#### [WHAT IS REQUIRED]
Retype each line exactly. Skip images.

[Records from a data collection]
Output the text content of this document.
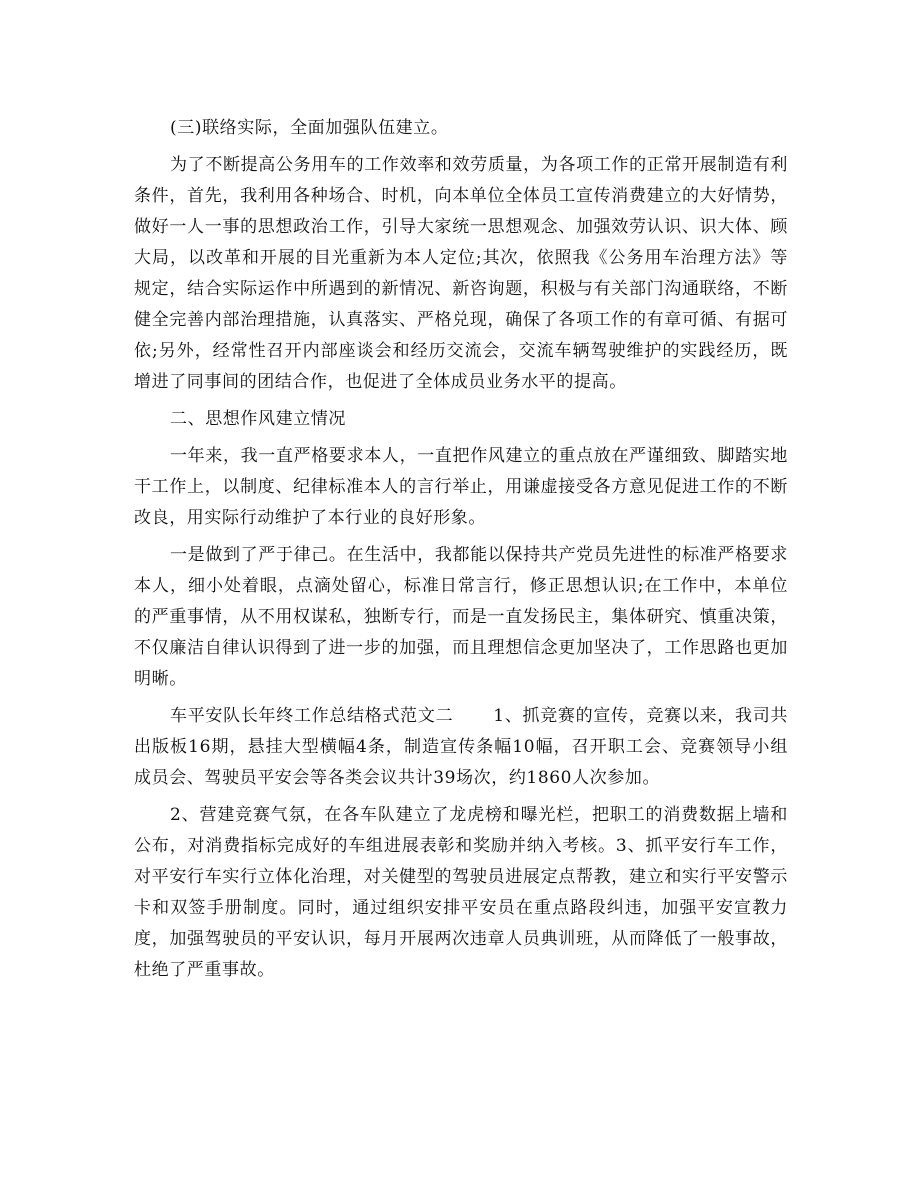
(三)联络实际，全面加强队伍建立。

为了不断提高公务用车的工作效率和效劳质量，为各项工作的正常开展制造有利条件，首先，我利用各种场合、时机，向本单位全体员工宣传消费建立的大好情势，做好一人一事的思想政治工作，引导大家统一思想观念、加强效劳认识、识大体、顾大局，以改革和开展的目光重新为本人定位;其次，依照我《公务用车治理方法》等规定，结合实际运作中所遇到的新情况、新咨询题，积极与有关部门沟通联络，不断健全完善内部治理措施，认真落实、严格兑现，确保了各项工作的有章可循、有据可依;另外，经常性召开内部座谈会和经历交流会，交流车辆驾驶维护的实践经历，既增进了同事间的团结合作，也促进了全体成员业务水平的提高。

二、思想作风建立情况

一年来，我一直严格要求本人，一直把作风建立的重点放在严谨细致、脚踏实地干工作上，以制度、纪律标准本人的言行举止，用谦虚接受各方意见促进工作的不断改良，用实际行动维护了本行业的良好形象。

一是做到了严于律己。在生活中，我都能以保持共产党员先进性的标准严格要求本人，细小处着眼，点滴处留心，标准日常言行，修正思想认识;在工作中，本单位的严重事情，从不用权谋私，独断专行，而是一直发扬民主，集体研究、慎重决策，不仅廉洁自律认识得到了进一步的加强，而且理想信念更加坚决了，工作思路也更加明晰。

车平安队长年终工作总结格式范文二 1、抓竞赛的宣传，竞赛以来，我司共出版板16期，悬挂大型横幅4条，制造宣传条幅10幅，召开职工会、竞赛领导小组成员会、驾驶员平安会等各类会议共计39场次，约1860人次参加。

2、营建竞赛气氛，在各车队建立了龙虎榜和曝光栏，把职工的消费数据上墙和公布，对消费指标完成好的车组进展表彰和奖励并纳入考核。3、抓平安行车工作，对平安行车实行立体化治理，对关健型的驾驶员进展定点帮教，建立和实行平安警示卡和双签手册制度。同时，通过组织安排平安员在重点路段纠违，加强平安宣教力度，加强驾驶员的平安认识，每月开展两次违章人员典训班，从而降低了一般事故，杜绝了严重事故。
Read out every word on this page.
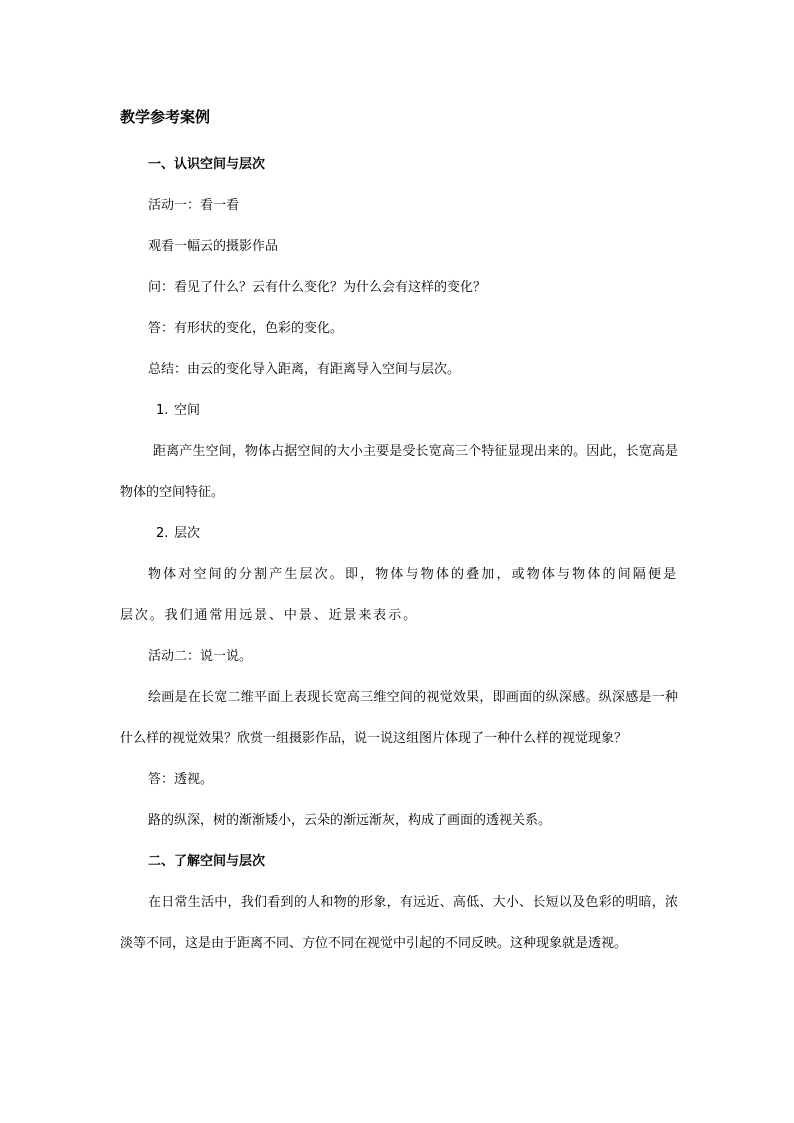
教学参考案例

一、认识空间与层次

活动一：看一看

观看一幅云的摄影作品

问：看见了什么？云有什么变化？为什么会有这样的变化？

答：有形状的变化，色彩的变化。

总结：由云的变化导入距离，有距离导入空间与层次。

1. 空间

距离产生空间，物体占据空间的大小主要是受长宽高三个特征显现出来的。因此，长宽高是物体的空间特征。

2. 层次

物体对空间的分割产生层次。即，物体与物体的叠加，或物体与物体的间隔便是层次。我们通常用远景、中景、近景来表示。

活动二：说一说。

绘画是在长宽二维平面上表现长宽高三维空间的视觉效果，即画面的纵深感。纵深感是一种什么样的视觉效果？欣赏一组摄影作品，说一说这组图片体现了一种什么样的视觉现象？

答：透视。

路的纵深，树的渐渐矮小，云朵的渐远渐灰，构成了画面的透视关系。

二、了解空间与层次

在日常生活中，我们看到的人和物的形象，有远近、高低、大小、长短以及色彩的明暗，浓淡等不同，这是由于距离不同、方位不同在视觉中引起的不同反映。这种现象就是透视。
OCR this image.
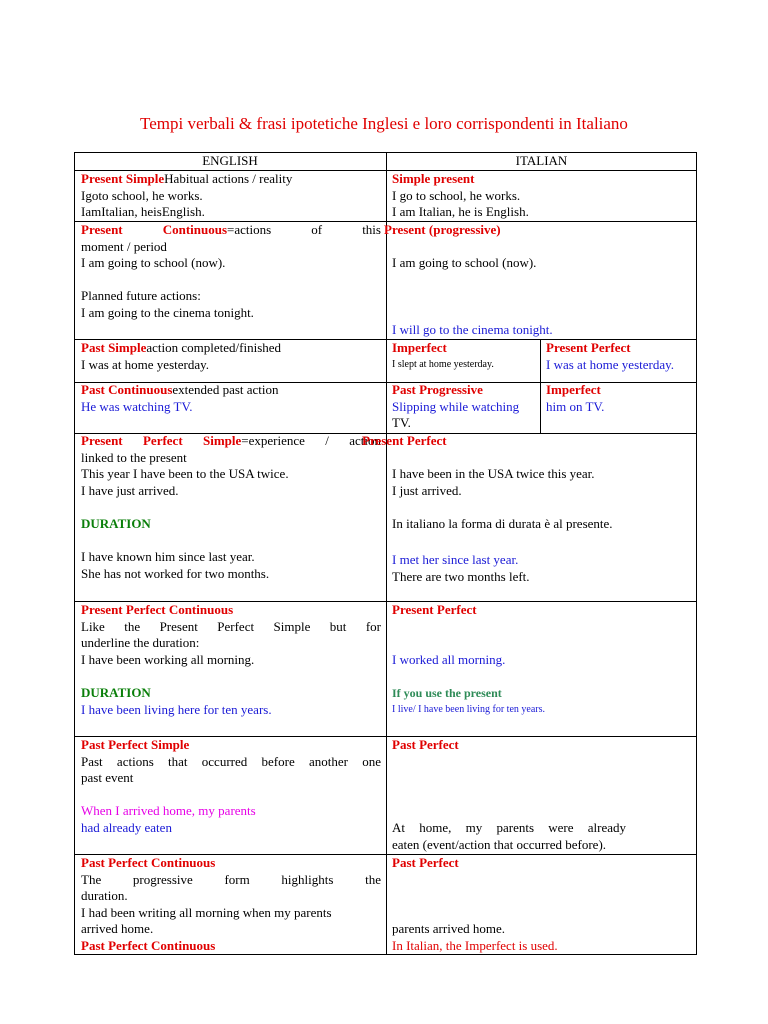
Tempi verbali & frasi ipotetiche Inglesi e loro corrispondenti in Italiano
ENGLISH	ITALIAN
Present SimpleHabitual actions / reality
Igoto school, he works.
IamItalian, heisEnglish.
Simple present
I go to school, he works.
I am Italian, he is English.
Present Continuous=actions of this
moment / period
I am going to school (now).
Planned future actions:
I am going to the cinema tonight.
Present (progressive)
I am going to school (now).
I will go to the cinema tonight.
Past Simpleaction completed/finished
I was at home yesterday.
Imperfect
I slept at home yesterday.
Present Perfect
I was at home yesterday.
Past Continuousextended past action
He was watching TV.
Past Progressive
Slipping while watching
TV.
Imperfect
him on TV.
Present Perfect Simple=experience / action
linked to the present
This year I have been to the USA twice.
I have just arrived.
DURATION
I have known him since last year.
She has not worked for two months.
Present Perfect
I have been in the USA twice this year.
I just arrived.
In italiano la forma di durata è al presente.
I met her since last year.
There are two months left.
Present Perfect Continuous
Like the Present Perfect Simple but for
underline the duration:
I have been working all morning.
DURATION
I have been living here for ten years.
Present Perfect
I worked all morning.
If you use the present
I live/ I have been living for ten years.
Past Perfect Simple
Past actions that occurred before another one
past event
When I arrived home, my parents
had already eaten
Past Perfect
At home, my parents were already
eaten (event/action that occurred before).
Past Perfect Continuous
The progressive form highlights the
duration.
I had been writing all morning when my parents
arrived home.
Past Perfect Continuous
Past Perfect
parents arrived home.
In Italian, the Imperfect is used.
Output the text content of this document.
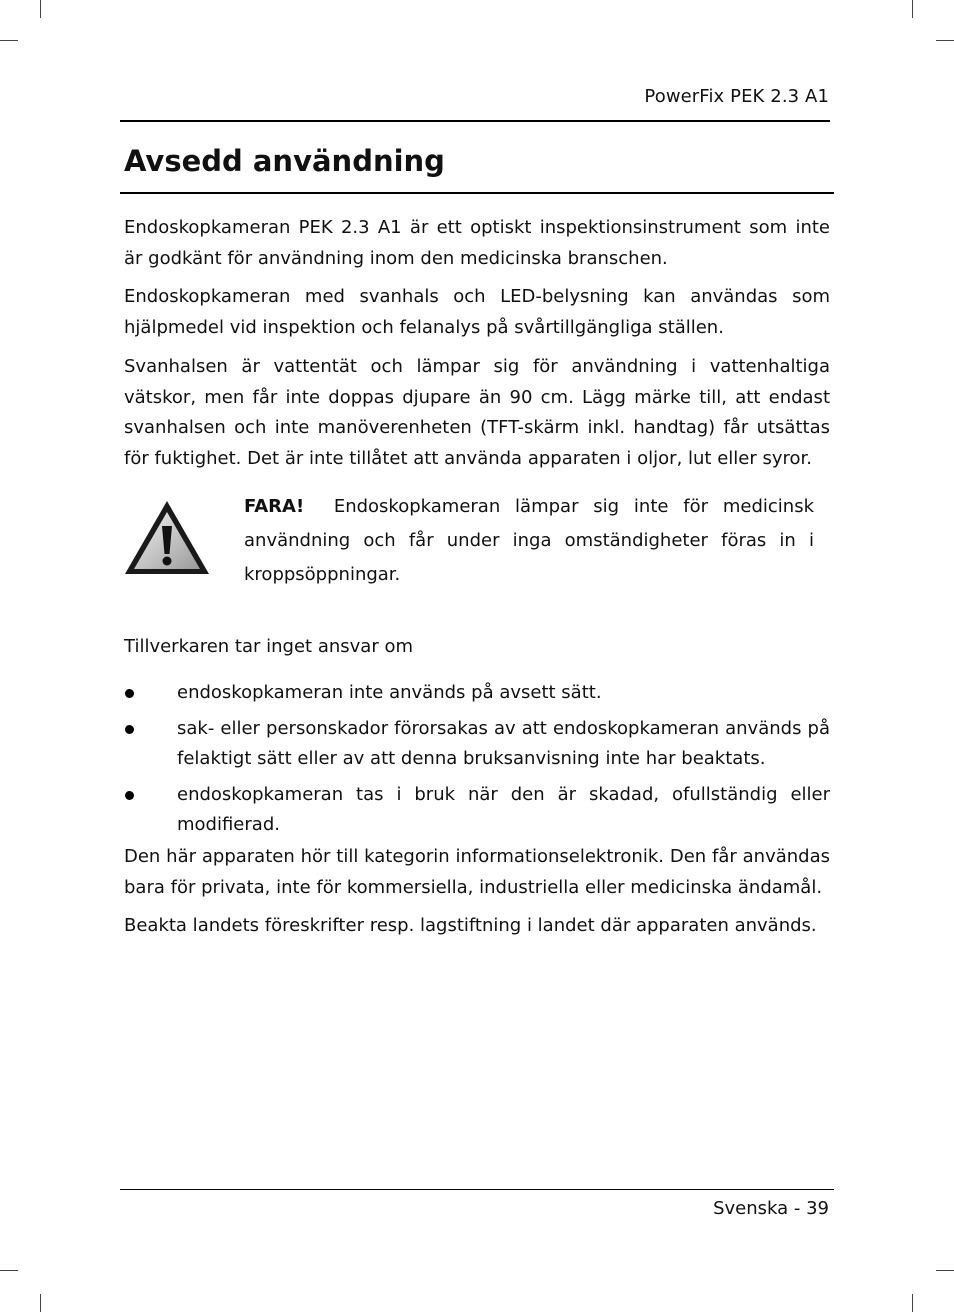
PowerFix PEK 2.3 A1
Avsedd användning

Endoskopkameran PEK 2.3 A1 är ett optiskt inspektionsinstrument som inte är godkänt för användning inom den medicinska branschen.

Endoskopkameran med svanhals och LED-belysning kan användas som hjälpmedel vid inspektion och felanalys på svårtillgängliga ställen.

Svanhalsen är vattentät och lämpar sig för användning i vattenhaltiga vätskor, men får inte doppas djupare än 90 cm. Lägg märke till, att endast svanhalsen och inte manöverenheten (TFT-skärm inkl. handtag) får utsättas för fuktighet. Det är inte tillåtet att använda apparaten i oljor, lut eller syror.

FARA! Endoskopkameran lämpar sig inte för medicinsk användning och får under inga omständigheter föras in i kroppsöppningar.
Tillverkaren tar inget ansvar om
endoskopkameran inte används på avsett sätt.
sak- eller personskador förorsakas av att endoskopkameran används på felaktigt sätt eller av att denna bruksanvisning inte har beaktats.
endoskopkameran tas i bruk när den är skadad, ofullständig eller modifierad.

Den här apparaten hör till kategorin informationselektronik. Den får användas bara för privata, inte för kommersiella, industriella eller medicinska ändamål.

Beakta landets föreskrifter resp. lagstiftning i landet där apparaten används.

Svenska - 39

#### [THE COMPLETED TASK]
Output the text content of this document.
(三)联络实际，全面加强队伍建立。

为了不断提高公务用车的工作效率和效劳质量，为各项工作的正常开展制造有利条件，首先，我利用各种场合、时机，向本单位全体员工宣传消费建立的大好情势，做好一人一事的思想政治工作，引导大家统一思想观念、加强效劳认识、识大体、顾大局，以改革和开展的目光重新为本人定位;其次，依照我《公务用车治理方法》等规定，结合实际运作中所遇到的新情况、新咨询题，积极与有关部门沟通联络，不断健全完善内部治理措施，认真落实、严格兑现，确保了各项工作的有章可循、有据可依;另外，经常性召开内部座谈会和经历交流会，交流车辆驾驶维护的实践经历，既增进了同事间的团结合作，也促进了全体成员业务水平的提高。

二、思想作风建立情况

一年来，我一直严格要求本人，一直把作风建立的重点放在严谨细致、脚踏实地干工作上，以制度、纪律标准本人的言行举止，用谦虚接受各方意见促进工作的不断改良，用实际行动维护了本行业的良好形象。

一是做到了严于律己。在生活中，我都能以保持共产党员先进性的标准严格要求本人，细小处着眼，点滴处留心，标准日常言行，修正思想认识;在工作中，本单位的严重事情，从不用权谋私，独断专行，而是一直发扬民主，集体研究、慎重决策，不仅廉洁自律认识得到了进一步的加强，而且理想信念更加坚决了，工作思路也更加明晰。

车平安队长年终工作总结格式范文二 1、抓竞赛的宣传，竞赛以来，我司共出版板16期，悬挂大型横幅4条，制造宣传条幅10幅，召开职工会、竞赛领导小组成员会、驾驶员平安会等各类会议共计39场次，约1860人次参加。

2、营建竞赛气氛，在各车队建立了龙虎榜和曝光栏，把职工的消费数据上墙和公布，对消费指标完成好的车组进展表彰和奖励并纳入考核。3、抓平安行车工作，对平安行车实行立体化治理，对关健型的驾驶员进展定点帮教，建立和实行平安警示卡和双签手册制度。同时，通过组织安排平安员在重点路段纠违，加强平安宣教力度，加强驾驶员的平安认识，每月开展两次违章人员典训班，从而降低了一般事故，杜绝了严重事故。
Read out every word on this page.
教学参考案例

一、认识空间与层次

活动一：看一看

观看一幅云的摄影作品

问：看见了什么？云有什么变化？为什么会有这样的变化？

答：有形状的变化，色彩的变化。

总结：由云的变化导入距离，有距离导入空间与层次。

1. 空间

距离产生空间，物体占据空间的大小主要是受长宽高三个特征显现出来的。因此，长宽高是物体的空间特征。

2. 层次

物体对空间的分割产生层次。即，物体与物体的叠加，或物体与物体的间隔便是层次。我们通常用远景、中景、近景来表示。

活动二：说一说。

绘画是在长宽二维平面上表现长宽高三维空间的视觉效果，即画面的纵深感。纵深感是一种什么样的视觉效果？欣赏一组摄影作品，说一说这组图片体现了一种什么样的视觉现象？

答：透视。

路的纵深，树的渐渐矮小，云朵的渐远渐灰，构成了画面的透视关系。

二、了解空间与层次

在日常生活中，我们看到的人和物的形象，有远近、高低、大小、长短以及色彩的明暗，浓淡等不同，这是由于距离不同、方位不同在视觉中引起的不同反映。这种现象就是透视。
OCR this image.
Tempi verbali & frasi ipotetiche Inglesi e loro corrispondenti in Italiano
ENGLISH	ITALIAN
Present SimpleHabitual actions / reality
Igoto school, he works.
IamItalian, heisEnglish.
Simple present
I go to school, he works.
I am Italian, he is English.
Present Continuous=actions of this
moment / period
I am going to school (now).
Planned future actions:
I am going to the cinema tonight.
Present (progressive)
I am going to school (now).
I will go to the cinema tonight.
Past Simpleaction completed/finished
I was at home yesterday.
Imperfect
I slept at home yesterday.
Present Perfect
I was at home yesterday.
Past Continuousextended past action
He was watching TV.
Past Progressive
Slipping while watching
TV.
Imperfect
him on TV.
Present Perfect Simple=experience / action
linked to the present
This year I have been to the USA twice.
I have just arrived.
DURATION
I have known him since last year.
She has not worked for two months.
Present Perfect
I have been in the USA twice this year.
I just arrived.
In italiano la forma di durata è al presente.
I met her since last year.
There are two months left.
Present Perfect Continuous
Like the Present Perfect Simple but for
underline the duration:
I have been working all morning.
DURATION
I have been living here for ten years.
Present Perfect
I worked all morning.
If you use the present
I live/ I have been living for ten years.
Past Perfect Simple
Past actions that occurred before another one
past event
When I arrived home, my parents
had already eaten
Past Perfect
At home, my parents were already
eaten (event/action that occurred before).
Past Perfect Continuous
The progressive form highlights the
duration.
I had been writing all morning when my parents
arrived home.
Past Perfect Continuous
Past Perfect
parents arrived home.
In Italian, the Imperfect is used.
Output the text content of this document.
PowerFix PEK 2.3 A1
Avsedd användning

Endoskopkameran PEK 2.3 A1 är ett optiskt inspektionsinstrument som inte är godkänt för användning inom den medicinska branschen.

Endoskopkameran med svanhals och LED-belysning kan användas som hjälpmedel vid inspektion och felanalys på svårtillgängliga ställen.

Svanhalsen är vattentät och lämpar sig för användning i vattenhaltiga vätskor, men får inte doppas djupare än 90 cm. Lägg märke till, att endast svanhalsen och inte manöverenheten (TFT-skärm inkl. handtag) får utsättas för fuktighet. Det är inte tillåtet att använda apparaten i oljor, lut eller syror.

FARA! Endoskopkameran lämpar sig inte för medicinsk användning och får under inga omständigheter föras in i kroppsöppningar.
Tillverkaren tar inget ansvar om
endoskopkameran inte används på avsett sätt.
sak- eller personskador förorsakas av att endoskopkameran används på felaktigt sätt eller av att denna bruksanvisning inte har beaktats.
endoskopkameran tas i bruk när den är skadad, ofullständig eller modifierad.

Den här apparaten hör till kategorin informationselektronik. Den får användas bara för privata, inte för kommersiella, industriella eller medicinska ändamål.

Beakta landets föreskrifter resp. lagstiftning i landet där apparaten används.

Svenska - 39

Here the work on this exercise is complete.